Your objective - Copy all lines below that use the word "temporary".
──────── Data for analysis ────────
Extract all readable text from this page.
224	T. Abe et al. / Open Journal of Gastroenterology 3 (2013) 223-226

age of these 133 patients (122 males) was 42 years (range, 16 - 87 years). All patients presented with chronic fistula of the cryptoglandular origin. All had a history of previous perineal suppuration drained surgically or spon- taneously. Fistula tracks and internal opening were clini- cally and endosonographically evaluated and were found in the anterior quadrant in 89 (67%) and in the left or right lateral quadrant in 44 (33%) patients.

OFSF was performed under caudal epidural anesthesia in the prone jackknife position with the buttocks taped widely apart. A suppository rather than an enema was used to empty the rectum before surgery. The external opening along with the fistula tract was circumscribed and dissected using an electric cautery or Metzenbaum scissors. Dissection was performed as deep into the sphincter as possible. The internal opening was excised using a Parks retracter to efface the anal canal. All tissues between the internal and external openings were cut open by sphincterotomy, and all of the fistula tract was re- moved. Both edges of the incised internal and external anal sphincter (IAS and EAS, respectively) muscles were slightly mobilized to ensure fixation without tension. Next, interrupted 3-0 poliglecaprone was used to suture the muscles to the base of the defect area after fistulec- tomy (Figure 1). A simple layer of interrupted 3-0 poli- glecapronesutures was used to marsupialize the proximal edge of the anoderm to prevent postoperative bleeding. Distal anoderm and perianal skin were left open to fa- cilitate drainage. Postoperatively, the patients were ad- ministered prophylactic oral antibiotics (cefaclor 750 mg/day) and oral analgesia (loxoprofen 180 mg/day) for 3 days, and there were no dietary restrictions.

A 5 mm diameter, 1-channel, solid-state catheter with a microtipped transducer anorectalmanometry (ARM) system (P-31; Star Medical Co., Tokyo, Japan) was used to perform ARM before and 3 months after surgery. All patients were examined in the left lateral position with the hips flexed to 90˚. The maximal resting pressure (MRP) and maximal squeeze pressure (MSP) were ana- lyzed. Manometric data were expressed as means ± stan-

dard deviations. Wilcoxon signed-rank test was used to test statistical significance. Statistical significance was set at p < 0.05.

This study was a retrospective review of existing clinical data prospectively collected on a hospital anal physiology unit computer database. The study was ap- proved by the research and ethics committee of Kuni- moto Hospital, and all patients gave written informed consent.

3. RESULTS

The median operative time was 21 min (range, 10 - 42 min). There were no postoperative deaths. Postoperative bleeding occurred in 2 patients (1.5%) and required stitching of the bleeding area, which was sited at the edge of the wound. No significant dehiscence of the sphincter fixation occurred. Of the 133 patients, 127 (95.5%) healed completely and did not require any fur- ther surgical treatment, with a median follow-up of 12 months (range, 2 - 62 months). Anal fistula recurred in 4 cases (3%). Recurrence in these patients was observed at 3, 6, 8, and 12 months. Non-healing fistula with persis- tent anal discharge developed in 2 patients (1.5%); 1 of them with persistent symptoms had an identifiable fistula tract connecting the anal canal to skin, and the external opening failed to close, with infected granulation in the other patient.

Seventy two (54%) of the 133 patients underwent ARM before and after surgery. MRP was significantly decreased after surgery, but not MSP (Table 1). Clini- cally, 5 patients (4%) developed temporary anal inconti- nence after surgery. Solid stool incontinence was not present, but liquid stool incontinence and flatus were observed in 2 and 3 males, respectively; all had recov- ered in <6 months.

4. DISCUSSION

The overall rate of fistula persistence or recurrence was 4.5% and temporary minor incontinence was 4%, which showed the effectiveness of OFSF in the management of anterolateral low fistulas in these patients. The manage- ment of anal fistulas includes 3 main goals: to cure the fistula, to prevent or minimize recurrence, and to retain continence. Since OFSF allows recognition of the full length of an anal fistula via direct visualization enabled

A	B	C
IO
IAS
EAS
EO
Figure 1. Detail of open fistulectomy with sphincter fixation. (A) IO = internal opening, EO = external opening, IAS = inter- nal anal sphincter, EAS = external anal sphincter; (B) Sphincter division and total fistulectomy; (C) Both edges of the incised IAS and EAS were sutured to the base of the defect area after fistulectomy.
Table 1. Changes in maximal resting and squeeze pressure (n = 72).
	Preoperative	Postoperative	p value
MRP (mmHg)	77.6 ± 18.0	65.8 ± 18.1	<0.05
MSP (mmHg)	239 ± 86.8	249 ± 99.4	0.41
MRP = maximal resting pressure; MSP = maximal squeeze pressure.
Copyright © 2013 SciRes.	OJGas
────────
Exercise response -
Seventy two (54%) of the 133 patients underwent ARM before and after surgery. MRP was significantly decreased after surgery, but not MSP (Table 1). Clini- cally, 5 patients (4%) developed temporary anal inconti- nence after surgery. Solid stool incontinence was not present, but liquid stool incontinence and flatus were observed in 2 and 3 males, respectively; all had recov- ered in <6 months.
The overall rate of fistula persistence or recurrence was 4.5% and temporary minor incontinence was 4%, which showed the effectiveness of OFSF in the management of anterolateral low fistulas in these patients. The manage- ment of anal fistulas includes 3 main goals: to cure the fistula, to prevent or minimize recurrence, and to retain continence. Since OFSF allows recognition of the full length of an anal fistula via direct visualization enabled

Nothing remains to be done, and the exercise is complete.